Data for the task:

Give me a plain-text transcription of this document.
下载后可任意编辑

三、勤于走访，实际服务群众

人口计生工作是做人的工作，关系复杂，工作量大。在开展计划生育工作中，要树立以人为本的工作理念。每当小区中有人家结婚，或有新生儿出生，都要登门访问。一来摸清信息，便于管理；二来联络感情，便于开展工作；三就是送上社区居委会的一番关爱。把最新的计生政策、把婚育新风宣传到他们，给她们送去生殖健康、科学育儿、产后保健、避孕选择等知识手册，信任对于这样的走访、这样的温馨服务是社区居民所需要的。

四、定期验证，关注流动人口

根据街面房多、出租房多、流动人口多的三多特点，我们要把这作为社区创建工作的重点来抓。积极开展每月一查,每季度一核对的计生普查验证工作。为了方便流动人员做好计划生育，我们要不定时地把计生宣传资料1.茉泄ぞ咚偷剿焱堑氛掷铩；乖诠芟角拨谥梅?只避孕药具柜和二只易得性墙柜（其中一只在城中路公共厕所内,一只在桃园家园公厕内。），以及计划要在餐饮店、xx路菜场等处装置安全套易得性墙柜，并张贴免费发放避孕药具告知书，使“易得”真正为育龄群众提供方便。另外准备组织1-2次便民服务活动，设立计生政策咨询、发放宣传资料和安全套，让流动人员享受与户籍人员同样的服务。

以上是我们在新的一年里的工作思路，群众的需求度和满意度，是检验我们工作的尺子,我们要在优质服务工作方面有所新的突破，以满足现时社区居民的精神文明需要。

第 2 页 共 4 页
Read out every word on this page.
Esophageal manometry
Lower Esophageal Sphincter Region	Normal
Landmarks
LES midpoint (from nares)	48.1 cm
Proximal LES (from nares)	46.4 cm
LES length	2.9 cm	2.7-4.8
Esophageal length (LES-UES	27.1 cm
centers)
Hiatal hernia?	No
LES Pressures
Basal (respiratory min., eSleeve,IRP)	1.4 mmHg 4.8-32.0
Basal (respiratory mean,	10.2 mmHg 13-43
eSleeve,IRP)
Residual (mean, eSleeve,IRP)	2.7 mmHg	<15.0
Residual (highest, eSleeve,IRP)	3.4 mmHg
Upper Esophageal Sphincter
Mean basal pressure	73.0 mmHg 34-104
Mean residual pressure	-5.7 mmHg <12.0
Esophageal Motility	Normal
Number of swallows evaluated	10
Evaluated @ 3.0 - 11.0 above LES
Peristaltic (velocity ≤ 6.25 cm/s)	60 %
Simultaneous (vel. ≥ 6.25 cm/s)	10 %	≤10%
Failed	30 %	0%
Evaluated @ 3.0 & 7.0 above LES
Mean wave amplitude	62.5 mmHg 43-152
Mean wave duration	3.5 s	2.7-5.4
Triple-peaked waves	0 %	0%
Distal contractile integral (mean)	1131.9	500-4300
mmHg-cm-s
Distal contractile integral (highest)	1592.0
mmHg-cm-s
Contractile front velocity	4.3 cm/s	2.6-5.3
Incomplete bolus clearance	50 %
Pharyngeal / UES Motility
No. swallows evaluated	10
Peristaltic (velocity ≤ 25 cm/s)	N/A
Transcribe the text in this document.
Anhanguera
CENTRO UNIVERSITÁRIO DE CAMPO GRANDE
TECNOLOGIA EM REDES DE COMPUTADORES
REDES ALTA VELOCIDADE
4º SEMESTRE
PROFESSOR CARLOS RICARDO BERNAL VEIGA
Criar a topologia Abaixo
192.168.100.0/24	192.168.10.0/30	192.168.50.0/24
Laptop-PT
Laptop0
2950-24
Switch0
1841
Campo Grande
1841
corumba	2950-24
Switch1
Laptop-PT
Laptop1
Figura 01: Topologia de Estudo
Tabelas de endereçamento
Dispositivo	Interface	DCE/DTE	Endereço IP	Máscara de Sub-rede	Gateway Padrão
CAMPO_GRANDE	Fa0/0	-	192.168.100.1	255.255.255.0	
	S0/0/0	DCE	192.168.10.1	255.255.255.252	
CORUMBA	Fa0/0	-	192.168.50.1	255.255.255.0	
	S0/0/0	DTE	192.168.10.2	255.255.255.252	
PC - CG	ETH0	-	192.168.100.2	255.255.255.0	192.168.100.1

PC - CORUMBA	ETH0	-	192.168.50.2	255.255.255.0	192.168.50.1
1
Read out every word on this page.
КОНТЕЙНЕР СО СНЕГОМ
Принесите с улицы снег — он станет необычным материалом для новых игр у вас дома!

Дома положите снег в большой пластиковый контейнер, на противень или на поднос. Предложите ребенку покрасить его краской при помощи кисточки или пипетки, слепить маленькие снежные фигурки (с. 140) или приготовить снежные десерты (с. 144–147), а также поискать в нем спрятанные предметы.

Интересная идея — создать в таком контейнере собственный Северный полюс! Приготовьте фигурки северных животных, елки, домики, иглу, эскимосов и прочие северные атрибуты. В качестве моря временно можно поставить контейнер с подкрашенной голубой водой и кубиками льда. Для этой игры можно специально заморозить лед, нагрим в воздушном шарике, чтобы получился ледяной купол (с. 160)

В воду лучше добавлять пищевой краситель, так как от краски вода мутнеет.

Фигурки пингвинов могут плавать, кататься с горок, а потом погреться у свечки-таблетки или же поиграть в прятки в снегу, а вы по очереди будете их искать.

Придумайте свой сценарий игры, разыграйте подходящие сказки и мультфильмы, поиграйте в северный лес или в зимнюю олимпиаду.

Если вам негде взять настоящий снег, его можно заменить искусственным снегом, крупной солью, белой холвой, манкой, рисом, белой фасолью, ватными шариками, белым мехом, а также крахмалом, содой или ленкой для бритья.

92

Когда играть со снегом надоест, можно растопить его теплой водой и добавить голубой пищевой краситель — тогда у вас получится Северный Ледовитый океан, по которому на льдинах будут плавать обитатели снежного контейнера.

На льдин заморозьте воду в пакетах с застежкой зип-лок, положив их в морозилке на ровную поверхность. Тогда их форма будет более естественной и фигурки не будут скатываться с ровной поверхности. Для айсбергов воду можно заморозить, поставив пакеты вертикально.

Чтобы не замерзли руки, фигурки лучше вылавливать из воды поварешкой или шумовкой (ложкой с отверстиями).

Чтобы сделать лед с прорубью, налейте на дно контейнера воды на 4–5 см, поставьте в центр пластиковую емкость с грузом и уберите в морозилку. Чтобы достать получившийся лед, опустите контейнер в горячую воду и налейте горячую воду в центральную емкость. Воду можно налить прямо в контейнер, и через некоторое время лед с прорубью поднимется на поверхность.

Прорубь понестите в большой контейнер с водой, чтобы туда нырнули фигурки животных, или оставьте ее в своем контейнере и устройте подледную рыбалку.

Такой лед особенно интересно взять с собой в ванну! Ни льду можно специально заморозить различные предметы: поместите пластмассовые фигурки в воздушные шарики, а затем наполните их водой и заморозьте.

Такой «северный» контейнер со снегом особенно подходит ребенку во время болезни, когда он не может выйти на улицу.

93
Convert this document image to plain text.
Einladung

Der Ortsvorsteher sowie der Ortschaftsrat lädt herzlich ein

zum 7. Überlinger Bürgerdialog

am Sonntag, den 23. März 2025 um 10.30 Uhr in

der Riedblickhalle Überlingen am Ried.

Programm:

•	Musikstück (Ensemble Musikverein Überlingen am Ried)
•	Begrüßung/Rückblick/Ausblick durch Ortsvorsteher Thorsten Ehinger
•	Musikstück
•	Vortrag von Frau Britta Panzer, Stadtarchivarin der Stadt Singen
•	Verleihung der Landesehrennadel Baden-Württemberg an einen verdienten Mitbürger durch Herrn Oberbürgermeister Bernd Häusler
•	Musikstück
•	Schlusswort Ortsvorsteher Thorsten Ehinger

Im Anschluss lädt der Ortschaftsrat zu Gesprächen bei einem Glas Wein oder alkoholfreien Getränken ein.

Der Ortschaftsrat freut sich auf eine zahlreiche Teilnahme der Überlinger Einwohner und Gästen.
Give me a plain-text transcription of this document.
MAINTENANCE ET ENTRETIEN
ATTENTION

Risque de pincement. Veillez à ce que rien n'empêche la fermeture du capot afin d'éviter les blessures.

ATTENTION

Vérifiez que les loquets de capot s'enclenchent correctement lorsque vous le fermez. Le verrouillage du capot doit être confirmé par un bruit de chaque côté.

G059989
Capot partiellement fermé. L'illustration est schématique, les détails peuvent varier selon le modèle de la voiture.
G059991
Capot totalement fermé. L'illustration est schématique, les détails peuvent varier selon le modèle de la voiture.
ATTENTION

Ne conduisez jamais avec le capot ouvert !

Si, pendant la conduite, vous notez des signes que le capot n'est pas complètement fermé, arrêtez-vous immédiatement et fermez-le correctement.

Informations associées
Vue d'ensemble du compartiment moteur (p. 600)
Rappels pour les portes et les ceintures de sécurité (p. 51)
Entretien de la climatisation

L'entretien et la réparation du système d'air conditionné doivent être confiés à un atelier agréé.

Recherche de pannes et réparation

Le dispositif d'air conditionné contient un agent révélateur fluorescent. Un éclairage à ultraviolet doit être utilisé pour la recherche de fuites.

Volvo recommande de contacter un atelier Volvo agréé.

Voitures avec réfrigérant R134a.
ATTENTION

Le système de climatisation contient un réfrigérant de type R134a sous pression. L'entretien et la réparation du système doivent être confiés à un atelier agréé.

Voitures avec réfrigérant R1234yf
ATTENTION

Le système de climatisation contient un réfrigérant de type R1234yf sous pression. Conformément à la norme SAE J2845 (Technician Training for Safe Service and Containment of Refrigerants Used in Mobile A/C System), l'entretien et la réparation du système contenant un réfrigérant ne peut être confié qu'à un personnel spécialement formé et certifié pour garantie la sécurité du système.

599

Required work: Show the lines of the data that hold the word "mmHg".

Task solution:
Basal (respiratory min., eSleeve,IRP)	1.4 mmHg 4.8-32.0
Basal (respiratory mean,	10.2 mmHg 13-43
Residual (mean, eSleeve,IRP)	2.7 mmHg	<15.0
Residual (highest, eSleeve,IRP)	3.4 mmHg
Mean basal pressure	73.0 mmHg 34-104
Mean residual pressure	-5.7 mmHg <12.0
Mean wave amplitude	62.5 mmHg 43-152
mmHg-cm-s
mmHg-cm-s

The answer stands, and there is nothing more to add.